**REQUEST**:
Write out, unchanged, the lines from the one holding "What data populates" to the close of the listing. Both the first and last lines belong in it.

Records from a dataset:
—————

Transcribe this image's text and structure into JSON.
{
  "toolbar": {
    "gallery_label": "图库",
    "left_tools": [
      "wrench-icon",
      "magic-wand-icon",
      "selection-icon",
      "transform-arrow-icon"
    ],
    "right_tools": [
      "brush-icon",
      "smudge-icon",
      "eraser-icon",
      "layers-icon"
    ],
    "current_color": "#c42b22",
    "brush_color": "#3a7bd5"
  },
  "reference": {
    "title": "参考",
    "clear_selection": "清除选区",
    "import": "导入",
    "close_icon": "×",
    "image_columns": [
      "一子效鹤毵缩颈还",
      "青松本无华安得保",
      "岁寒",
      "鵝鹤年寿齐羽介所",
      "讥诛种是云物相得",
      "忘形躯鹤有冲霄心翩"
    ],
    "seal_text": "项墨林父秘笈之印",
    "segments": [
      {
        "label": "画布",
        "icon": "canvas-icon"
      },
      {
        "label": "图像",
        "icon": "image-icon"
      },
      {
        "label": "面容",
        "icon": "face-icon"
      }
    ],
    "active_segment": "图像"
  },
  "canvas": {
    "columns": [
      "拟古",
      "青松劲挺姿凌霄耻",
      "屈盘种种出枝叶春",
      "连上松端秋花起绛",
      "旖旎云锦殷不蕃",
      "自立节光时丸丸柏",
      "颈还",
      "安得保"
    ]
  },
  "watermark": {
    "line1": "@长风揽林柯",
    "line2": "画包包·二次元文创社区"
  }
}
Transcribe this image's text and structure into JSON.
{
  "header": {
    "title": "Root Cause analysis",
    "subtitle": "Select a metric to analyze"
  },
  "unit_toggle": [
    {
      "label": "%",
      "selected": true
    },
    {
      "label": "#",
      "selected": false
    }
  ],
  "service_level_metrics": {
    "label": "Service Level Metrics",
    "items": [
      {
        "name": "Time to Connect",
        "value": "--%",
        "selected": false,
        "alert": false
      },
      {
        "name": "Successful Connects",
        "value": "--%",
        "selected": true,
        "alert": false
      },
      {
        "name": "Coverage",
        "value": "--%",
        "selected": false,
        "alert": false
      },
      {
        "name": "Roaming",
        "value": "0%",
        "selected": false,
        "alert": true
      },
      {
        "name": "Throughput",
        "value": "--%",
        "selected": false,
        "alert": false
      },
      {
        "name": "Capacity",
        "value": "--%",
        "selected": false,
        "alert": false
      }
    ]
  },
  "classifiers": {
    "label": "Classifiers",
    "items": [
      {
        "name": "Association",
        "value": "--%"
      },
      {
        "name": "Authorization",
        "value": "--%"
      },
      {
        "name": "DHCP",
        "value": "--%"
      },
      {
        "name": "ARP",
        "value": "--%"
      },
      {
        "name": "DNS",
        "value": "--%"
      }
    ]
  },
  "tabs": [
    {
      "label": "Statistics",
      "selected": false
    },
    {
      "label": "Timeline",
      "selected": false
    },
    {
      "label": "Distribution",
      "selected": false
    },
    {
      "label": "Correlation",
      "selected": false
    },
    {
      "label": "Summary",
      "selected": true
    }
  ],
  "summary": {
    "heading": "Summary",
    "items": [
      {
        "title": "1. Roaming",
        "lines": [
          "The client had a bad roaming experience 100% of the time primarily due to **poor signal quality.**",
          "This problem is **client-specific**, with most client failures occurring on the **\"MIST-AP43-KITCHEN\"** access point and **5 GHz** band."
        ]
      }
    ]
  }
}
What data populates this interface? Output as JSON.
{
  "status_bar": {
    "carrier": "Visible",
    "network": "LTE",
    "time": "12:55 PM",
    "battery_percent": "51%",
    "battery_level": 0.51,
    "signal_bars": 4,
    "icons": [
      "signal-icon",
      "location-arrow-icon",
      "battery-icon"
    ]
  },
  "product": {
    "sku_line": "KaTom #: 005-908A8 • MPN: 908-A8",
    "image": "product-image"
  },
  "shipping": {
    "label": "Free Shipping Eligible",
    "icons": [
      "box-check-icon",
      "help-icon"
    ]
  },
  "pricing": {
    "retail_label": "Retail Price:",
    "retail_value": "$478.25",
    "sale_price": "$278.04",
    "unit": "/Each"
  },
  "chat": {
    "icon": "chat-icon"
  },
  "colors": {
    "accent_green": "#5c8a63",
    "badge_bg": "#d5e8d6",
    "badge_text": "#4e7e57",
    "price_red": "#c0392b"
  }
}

—————

**CORRECT RESPONSE**:
What data populates this interface? Output as JSON.
{
  "status_bar": {
    "carrier": "Visible",
    "network": "LTE",
    "time": "12:55 PM",
    "battery_percent": "51%",
    "battery_level": 0.51,
    "signal_bars": 4,
    "icons": [
      "signal-icon",
      "location-arrow-icon",
      "battery-icon"
    ]
  },
  "product": {
    "sku_line": "KaTom #: 005-908A8 • MPN: 908-A8",
    "image": "product-image"
  },
  "shipping": {
    "label": "Free Shipping Eligible",
    "icons": [
      "box-check-icon",
      "help-icon"
    ]
  },
  "pricing": {
    "retail_label": "Retail Price:",
    "retail_value": "$478.25",
    "sale_price": "$278.04",
    "unit": "/Each"
  },
  "chat": {
    "icon": "chat-icon"
  },
  "colors": {
    "accent_green": "#5c8a63",
    "badge_bg": "#d5e8d6",
    "badge_text": "#4e7e57",
    "price_red": "#c0392b"
  }
}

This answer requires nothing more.